▶ _Task directions_: Set down each record below precisely, skipping the pictures.

▶ _Records provided_:
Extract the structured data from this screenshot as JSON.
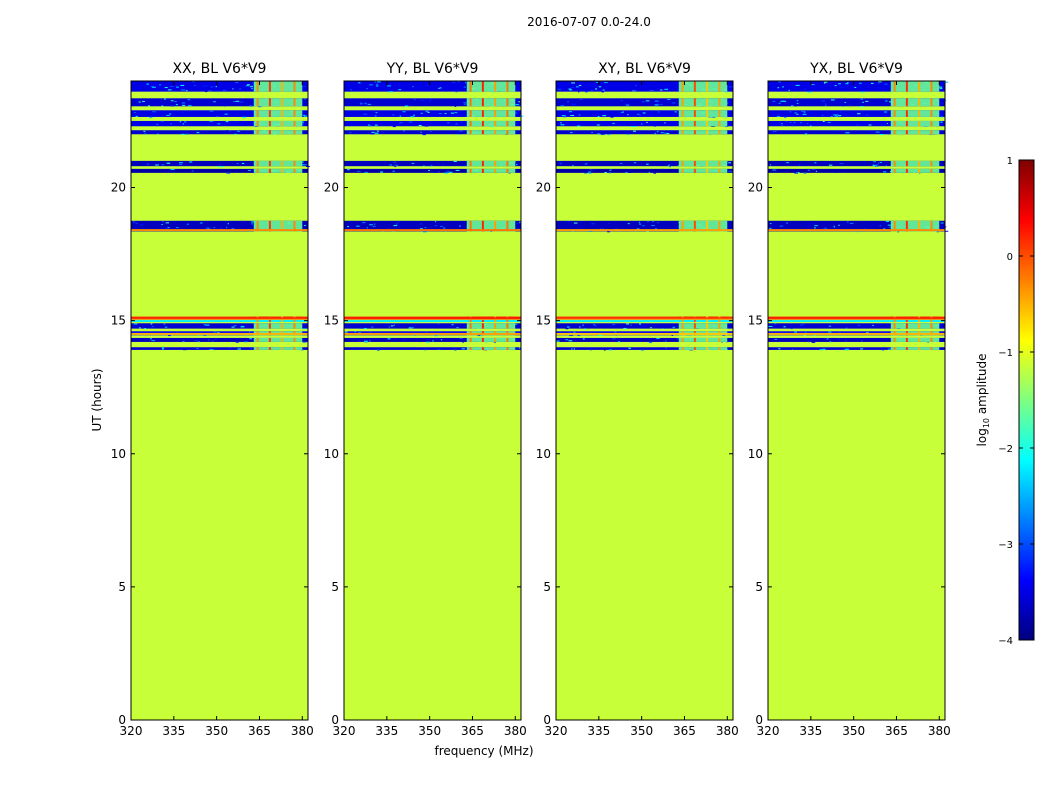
{
  "chart_data": {
    "type": "heatmap",
    "suptitle": "2016-07-07 0.0-24.0",
    "xlabel": "frequency (MHz)",
    "ylabel": "UT (hours)",
    "xlim": [
      320,
      382
    ],
    "ylim": [
      0,
      24
    ],
    "xticks": [
      320,
      335,
      350,
      365,
      380
    ],
    "yticks": [
      0,
      5,
      10,
      15,
      20
    ],
    "colorbar": {
      "label_prefix": "log",
      "label_sub": "10",
      "label_suffix": " amplitude",
      "range": [
        -4,
        1
      ],
      "ticks": [
        -4,
        -3,
        -2,
        -1,
        0,
        1
      ],
      "tick_labels": [
        "−4",
        "−3",
        "−2",
        "−1",
        "0",
        "1"
      ],
      "colormap": "jet"
    },
    "baseline_level": -1.15,
    "panels": [
      {
        "title": "XX, BL V6*V9",
        "bright_row_levels": [
          -0.3,
          0.1,
          -0.5
        ]
      },
      {
        "title": "YY, BL V6*V9",
        "bright_row_levels": [
          -0.2,
          0.2,
          -0.4
        ]
      },
      {
        "title": "XY, BL V6*V9",
        "bright_row_levels": [
          -0.4,
          0.0,
          -0.6
        ]
      },
      {
        "title": "YX, BL V6*V9",
        "bright_row_levels": [
          -0.3,
          0.15,
          -0.5
        ]
      }
    ],
    "rfi_subband_mhz": [
      363,
      380
    ],
    "noisy_bands_ut": [
      {
        "t0": 23.6,
        "t1": 24.0,
        "level": -3.5
      },
      {
        "t0": 23.05,
        "t1": 23.35,
        "level": -3.6
      },
      {
        "t0": 22.65,
        "t1": 22.9,
        "level": -3.5
      },
      {
        "t0": 22.3,
        "t1": 22.5,
        "level": -3.5
      },
      {
        "t0": 22.0,
        "t1": 22.15,
        "level": -3.6
      },
      {
        "t0": 20.8,
        "t1": 21.0,
        "level": -3.7
      },
      {
        "t0": 20.55,
        "t1": 20.7,
        "level": -3.8
      },
      {
        "t0": 18.35,
        "t1": 18.75,
        "level": -3.7
      },
      {
        "t0": 15.05,
        "t1": 15.15,
        "level": 0.3
      },
      {
        "t0": 14.95,
        "t1": 15.02,
        "level": -2.2
      },
      {
        "t0": 14.7,
        "t1": 14.9,
        "level": -3.6
      },
      {
        "t0": 14.45,
        "t1": 14.6,
        "level": -3.4
      },
      {
        "t0": 14.2,
        "t1": 14.35,
        "level": -3.7
      },
      {
        "t0": 13.9,
        "t1": 14.0,
        "level": -3.6
      }
    ]
  }
}
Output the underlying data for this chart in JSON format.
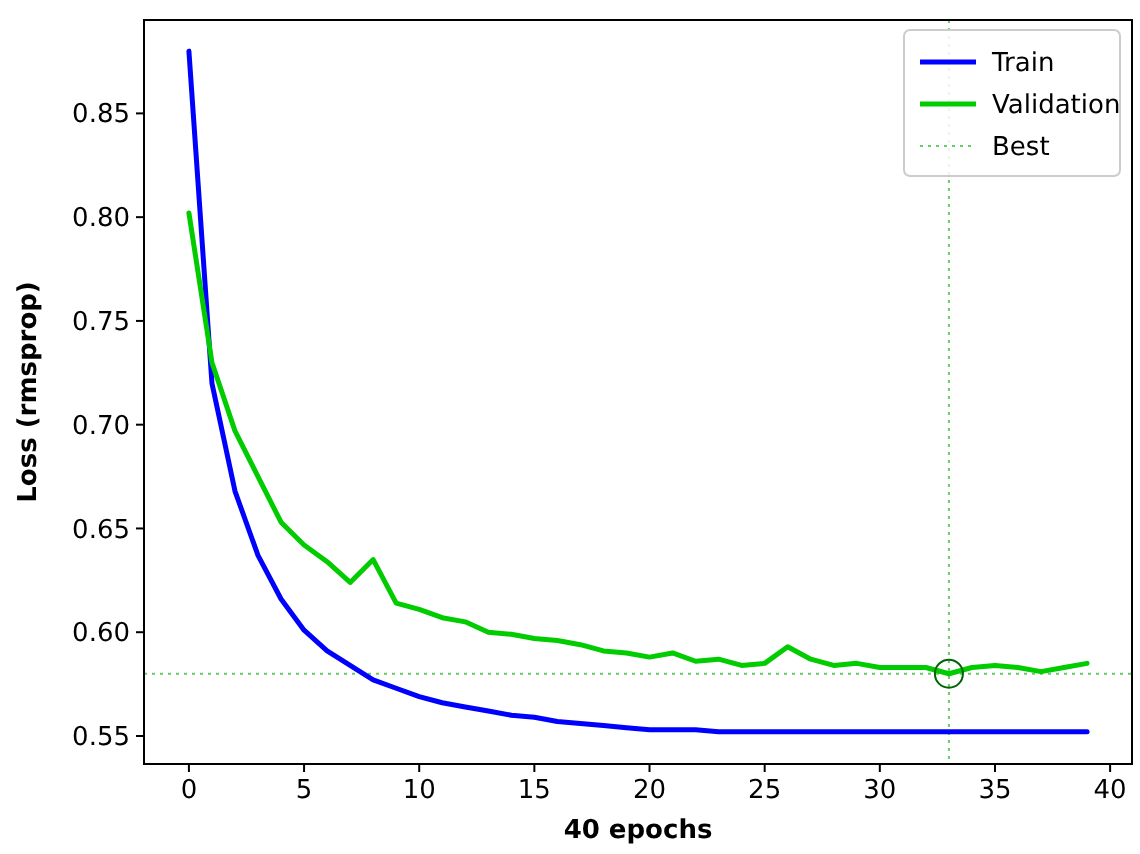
{
  "chart_data": {
    "type": "line",
    "xlabel": "40 epochs",
    "ylabel": "Loss (rmsprop)",
    "x": [
      0,
      1,
      2,
      3,
      4,
      5,
      6,
      7,
      8,
      9,
      10,
      11,
      12,
      13,
      14,
      15,
      16,
      17,
      18,
      19,
      20,
      21,
      22,
      23,
      24,
      25,
      26,
      27,
      28,
      29,
      30,
      31,
      32,
      33,
      34,
      35,
      36,
      37,
      38,
      39
    ],
    "series": [
      {
        "name": "Train",
        "color": "#0000ff",
        "values": [
          0.88,
          0.72,
          0.668,
          0.637,
          0.616,
          0.601,
          0.591,
          0.584,
          0.577,
          0.573,
          0.569,
          0.566,
          0.564,
          0.562,
          0.56,
          0.559,
          0.557,
          0.556,
          0.555,
          0.554,
          0.553,
          0.553,
          0.553,
          0.552,
          0.552,
          0.552,
          0.552,
          0.552,
          0.552,
          0.552,
          0.552,
          0.552,
          0.552,
          0.552,
          0.552,
          0.552,
          0.552,
          0.552,
          0.552,
          0.552
        ]
      },
      {
        "name": "Validation",
        "color": "#00cc00",
        "values": [
          0.802,
          0.73,
          0.697,
          0.675,
          0.653,
          0.642,
          0.634,
          0.624,
          0.635,
          0.614,
          0.611,
          0.607,
          0.605,
          0.6,
          0.599,
          0.597,
          0.596,
          0.594,
          0.591,
          0.59,
          0.588,
          0.59,
          0.586,
          0.587,
          0.584,
          0.585,
          0.593,
          0.587,
          0.584,
          0.585,
          0.583,
          0.583,
          0.583,
          0.58,
          0.583,
          0.584,
          0.583,
          0.581,
          0.583,
          0.585
        ]
      },
      {
        "type": "scatter",
        "marker": "circle",
        "color": "#006400",
        "x": [
          33
        ],
        "values": [
          0.58
        ]
      }
    ],
    "xlim": [
      -1.95,
      40.95
    ],
    "ylim": [
      0.5365,
      0.895
    ],
    "xticks": [
      0,
      5,
      10,
      15,
      20,
      25,
      30,
      35,
      40
    ],
    "yticks": [
      {
        "value": 0.55,
        "label": "0.55"
      },
      {
        "value": 0.6,
        "label": "0.60"
      },
      {
        "value": 0.65,
        "label": "0.65"
      },
      {
        "value": 0.7,
        "label": "0.70"
      },
      {
        "value": 0.75,
        "label": "0.75"
      },
      {
        "value": 0.8,
        "label": "0.80"
      },
      {
        "value": 0.85,
        "label": "0.85"
      }
    ],
    "ref_lines": [
      {
        "axis": "x",
        "value": 33,
        "label": "Best",
        "color": "#66cc66",
        "line_style": "dotted"
      },
      {
        "axis": "y",
        "value": 0.58,
        "color": "#66cc66",
        "line_style": "dotted"
      }
    ],
    "legend": "top right",
    "grid": false,
    "marker": "none",
    "line_style": "solid"
  }
}
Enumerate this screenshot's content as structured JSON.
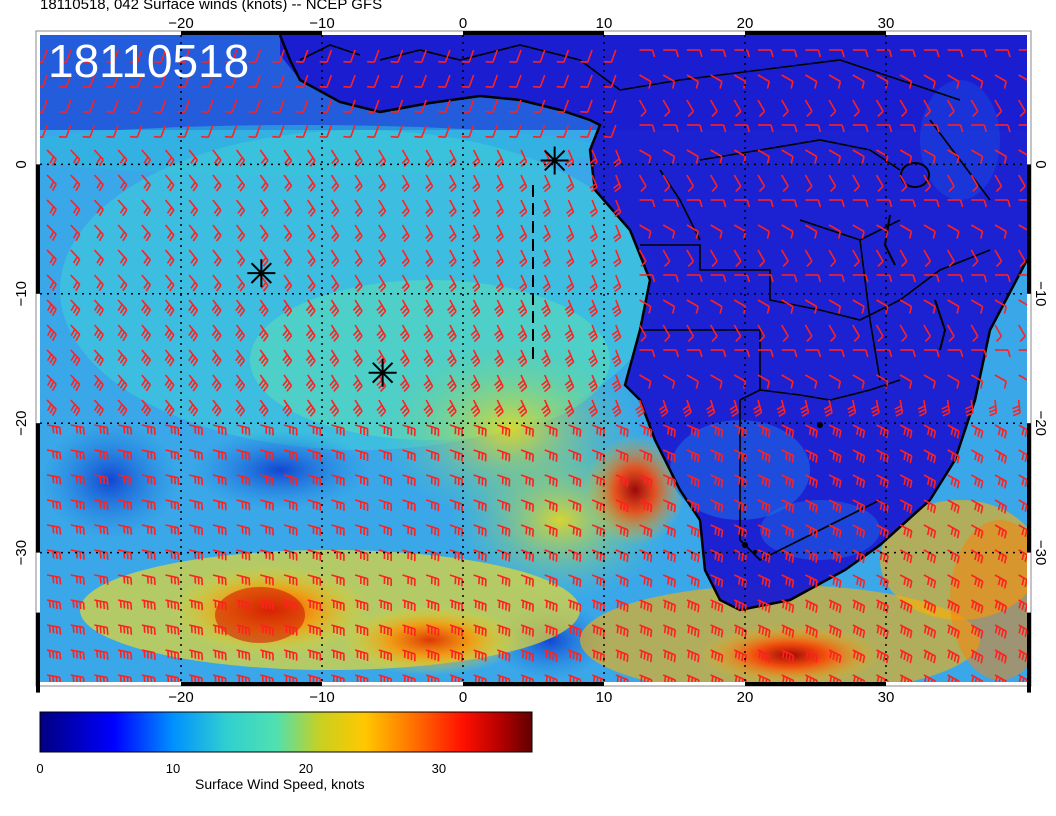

▶ _The solution_:
Extract the structured data from this screenshot as JSON.
{
  "chart_data": {
    "type": "heatmap",
    "suptitle": "2016-07-07 0.0-24.0",
    "xlabel": "frequency (MHz)",
    "ylabel": "UT (hours)",
    "xlim": [
      320,
      382
    ],
    "ylim": [
      0,
      24
    ],
    "xticks": [
      320,
      335,
      350,
      365,
      380
    ],
    "yticks": [
      0,
      5,
      10,
      15,
      20
    ],
    "colorbar": {
      "label_prefix": "log",
      "label_sub": "10",
      "label_suffix": " amplitude",
      "range": [
        -4,
        1
      ],
      "ticks": [
        -4,
        -3,
        -2,
        -1,
        0,
        1
      ],
      "tick_labels": [
        "−4",
        "−3",
        "−2",
        "−1",
        "0",
        "1"
      ],
      "colormap": "jet"
    },
    "baseline_level": -1.15,
    "panels": [
      {
        "title": "XX, BL V6*V9",
        "bright_row_levels": [
          -0.3,
          0.1,
          -0.5
        ]
      },
      {
        "title": "YY, BL V6*V9",
        "bright_row_levels": [
          -0.2,
          0.2,
          -0.4
        ]
      },
      {
        "title": "XY, BL V6*V9",
        "bright_row_levels": [
          -0.4,
          0.0,
          -0.6
        ]
      },
      {
        "title": "YX, BL V6*V9",
        "bright_row_levels": [
          -0.3,
          0.15,
          -0.5
        ]
      }
    ],
    "rfi_subband_mhz": [
      363,
      380
    ],
    "noisy_bands_ut": [
      {
        "t0": 23.6,
        "t1": 24.0,
        "level": -3.5
      },
      {
        "t0": 23.05,
        "t1": 23.35,
        "level": -3.6
      },
      {
        "t0": 22.65,
        "t1": 22.9,
        "level": -3.5
      },
      {
        "t0": 22.3,
        "t1": 22.5,
        "level": -3.5
      },
      {
        "t0": 22.0,
        "t1": 22.15,
        "level": -3.6
      },
      {
        "t0": 20.8,
        "t1": 21.0,
        "level": -3.7
      },
      {
        "t0": 20.55,
        "t1": 20.7,
        "level": -3.8
      },
      {
        "t0": 18.35,
        "t1": 18.75,
        "level": -3.7
      },
      {
        "t0": 15.05,
        "t1": 15.15,
        "level": 0.3
      },
      {
        "t0": 14.95,
        "t1": 15.02,
        "level": -2.2
      },
      {
        "t0": 14.7,
        "t1": 14.9,
        "level": -3.6
      },
      {
        "t0": 14.45,
        "t1": 14.6,
        "level": -3.4
      },
      {
        "t0": 14.2,
        "t1": 14.35,
        "level": -3.7
      },
      {
        "t0": 13.9,
        "t1": 14.0,
        "level": -3.6
      }
    ]
  }
}
Output the underlying data for this chart in JSON format.
{
  "chart_data": {
    "type": "line",
    "xlabel": "40 epochs",
    "ylabel": "Loss (rmsprop)",
    "x": [
      0,
      1,
      2,
      3,
      4,
      5,
      6,
      7,
      8,
      9,
      10,
      11,
      12,
      13,
      14,
      15,
      16,
      17,
      18,
      19,
      20,
      21,
      22,
      23,
      24,
      25,
      26,
      27,
      28,
      29,
      30,
      31,
      32,
      33,
      34,
      35,
      36,
      37,
      38,
      39
    ],
    "series": [
      {
        "name": "Train",
        "color": "#0000ff",
        "values": [
          0.88,
          0.72,
          0.668,
          0.637,
          0.616,
          0.601,
          0.591,
          0.584,
          0.577,
          0.573,
          0.569,
          0.566,
          0.564,
          0.562,
          0.56,
          0.559,
          0.557,
          0.556,
          0.555,
          0.554,
          0.553,
          0.553,
          0.553,
          0.552,
          0.552,
          0.552,
          0.552,
          0.552,
          0.552,
          0.552,
          0.552,
          0.552,
          0.552,
          0.552,
          0.552,
          0.552,
          0.552,
          0.552,
          0.552,
          0.552
        ]
      },
      {
        "name": "Validation",
        "color": "#00cc00",
        "values": [
          0.802,
          0.73,
          0.697,
          0.675,
          0.653,
          0.642,
          0.634,
          0.624,
          0.635,
          0.614,
          0.611,
          0.607,
          0.605,
          0.6,
          0.599,
          0.597,
          0.596,
          0.594,
          0.591,
          0.59,
          0.588,
          0.59,
          0.586,
          0.587,
          0.584,
          0.585,
          0.593,
          0.587,
          0.584,
          0.585,
          0.583,
          0.583,
          0.583,
          0.58,
          0.583,
          0.584,
          0.583,
          0.581,
          0.583,
          0.585
        ]
      },
      {
        "type": "scatter",
        "marker": "circle",
        "color": "#006400",
        "x": [
          33
        ],
        "values": [
          0.58
        ]
      }
    ],
    "xlim": [
      -1.95,
      40.95
    ],
    "ylim": [
      0.5365,
      0.895
    ],
    "xticks": [
      0,
      5,
      10,
      15,
      20,
      25,
      30,
      35,
      40
    ],
    "yticks": [
      {
        "value": 0.55,
        "label": "0.55"
      },
      {
        "value": 0.6,
        "label": "0.60"
      },
      {
        "value": 0.65,
        "label": "0.65"
      },
      {
        "value": 0.7,
        "label": "0.70"
      },
      {
        "value": 0.75,
        "label": "0.75"
      },
      {
        "value": 0.8,
        "label": "0.80"
      },
      {
        "value": 0.85,
        "label": "0.85"
      }
    ],
    "ref_lines": [
      {
        "axis": "x",
        "value": 33,
        "label": "Best",
        "color": "#66cc66",
        "line_style": "dotted"
      },
      {
        "axis": "y",
        "value": 0.58,
        "color": "#66cc66",
        "line_style": "dotted"
      }
    ],
    "legend": "top right",
    "grid": false,
    "marker": "none",
    "line_style": "solid"
  }
}
Enumerate this screenshot's content as structured JSON.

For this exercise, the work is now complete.